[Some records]
^^^^^^^^^^^^^^^^

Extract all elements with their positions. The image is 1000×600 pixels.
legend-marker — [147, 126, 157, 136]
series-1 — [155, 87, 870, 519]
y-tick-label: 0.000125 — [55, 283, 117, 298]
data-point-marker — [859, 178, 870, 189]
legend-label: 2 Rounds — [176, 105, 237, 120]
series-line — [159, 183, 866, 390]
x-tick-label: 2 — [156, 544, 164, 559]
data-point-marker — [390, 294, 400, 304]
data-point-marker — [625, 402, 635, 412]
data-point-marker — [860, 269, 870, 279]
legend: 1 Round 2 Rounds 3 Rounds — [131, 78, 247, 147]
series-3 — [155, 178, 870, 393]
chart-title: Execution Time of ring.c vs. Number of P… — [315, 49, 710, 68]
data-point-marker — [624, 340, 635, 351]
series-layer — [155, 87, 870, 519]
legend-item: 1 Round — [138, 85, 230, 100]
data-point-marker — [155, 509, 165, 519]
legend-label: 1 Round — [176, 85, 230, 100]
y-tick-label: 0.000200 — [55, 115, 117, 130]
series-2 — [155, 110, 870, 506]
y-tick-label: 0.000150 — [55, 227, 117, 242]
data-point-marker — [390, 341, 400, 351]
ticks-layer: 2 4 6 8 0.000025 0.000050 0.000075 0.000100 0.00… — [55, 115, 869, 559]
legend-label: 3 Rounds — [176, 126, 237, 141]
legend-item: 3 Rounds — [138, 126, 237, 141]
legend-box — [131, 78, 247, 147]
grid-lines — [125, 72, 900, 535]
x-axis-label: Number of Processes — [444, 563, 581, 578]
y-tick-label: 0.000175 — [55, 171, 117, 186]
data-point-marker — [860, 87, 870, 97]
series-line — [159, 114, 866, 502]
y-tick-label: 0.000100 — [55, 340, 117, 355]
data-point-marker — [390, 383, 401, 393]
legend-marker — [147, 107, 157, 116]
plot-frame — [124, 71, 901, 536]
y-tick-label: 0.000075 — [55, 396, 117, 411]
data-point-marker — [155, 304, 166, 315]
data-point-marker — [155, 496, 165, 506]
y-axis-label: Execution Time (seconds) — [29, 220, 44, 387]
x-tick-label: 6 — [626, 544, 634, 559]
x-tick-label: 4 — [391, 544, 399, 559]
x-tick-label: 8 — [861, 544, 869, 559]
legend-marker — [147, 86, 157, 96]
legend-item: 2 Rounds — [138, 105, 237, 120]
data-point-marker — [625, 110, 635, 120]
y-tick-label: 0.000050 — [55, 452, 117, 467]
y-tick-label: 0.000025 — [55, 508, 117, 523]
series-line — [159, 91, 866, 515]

^^^^^^^^^^^^^^^^

Reproduce these lines with no changes, covering every item.

**SOLUTION TO THE PROBLEM**
Extract all elements with their positions. The image is 1000×600 pixels.
legend-marker — [147, 126, 157, 136]
series-1 — [155, 87, 870, 519]
y-tick-label: 0.000125 — [55, 283, 117, 298]
data-point-marker — [859, 178, 870, 189]
legend-label: 2 Rounds — [176, 105, 237, 120]
series-line — [159, 183, 866, 390]
x-tick-label: 2 — [156, 544, 164, 559]
data-point-marker — [390, 294, 400, 304]
data-point-marker — [625, 402, 635, 412]
data-point-marker — [860, 269, 870, 279]
legend: 1 Round 2 Rounds 3 Rounds — [131, 78, 247, 147]
series-3 — [155, 178, 870, 393]
chart-title: Execution Time of ring.c vs. Number of P… — [315, 49, 710, 68]
data-point-marker — [624, 340, 635, 351]
series-layer — [155, 87, 870, 519]
legend-item: 1 Round — [138, 85, 230, 100]
data-point-marker — [155, 509, 165, 519]
legend-label: 1 Round — [176, 85, 230, 100]
y-tick-label: 0.000200 — [55, 115, 117, 130]
series-2 — [155, 110, 870, 506]
y-tick-label: 0.000150 — [55, 227, 117, 242]
data-point-marker — [390, 341, 400, 351]
ticks-layer: 2 4 6 8 0.000025 0.000050 0.000075 0.000100 0.00… — [55, 115, 869, 559]
legend-label: 3 Rounds — [176, 126, 237, 141]
legend-item: 3 Rounds — [138, 126, 237, 141]
legend-box — [131, 78, 247, 147]
grid-lines — [125, 72, 900, 535]
x-axis-label: Number of Processes — [444, 563, 581, 578]
y-tick-label: 0.000175 — [55, 171, 117, 186]
data-point-marker — [860, 87, 870, 97]
series-line — [159, 114, 866, 502]
y-tick-label: 0.000100 — [55, 340, 117, 355]
data-point-marker — [390, 383, 401, 393]
legend-marker — [147, 107, 157, 116]
plot-frame — [124, 71, 901, 536]
y-tick-label: 0.000075 — [55, 396, 117, 411]
data-point-marker — [155, 304, 166, 315]
data-point-marker — [155, 496, 165, 506]
y-axis-label: Execution Time (seconds) — [29, 220, 44, 387]
x-tick-label: 6 — [626, 544, 634, 559]
x-tick-label: 4 — [391, 544, 399, 559]
x-tick-label: 8 — [861, 544, 869, 559]
legend-marker — [147, 86, 157, 96]
legend-item: 2 Rounds — [138, 105, 237, 120]
data-point-marker — [625, 110, 635, 120]
y-tick-label: 0.000050 — [55, 452, 117, 467]
y-tick-label: 0.000025 — [55, 508, 117, 523]
series-line — [159, 91, 866, 515]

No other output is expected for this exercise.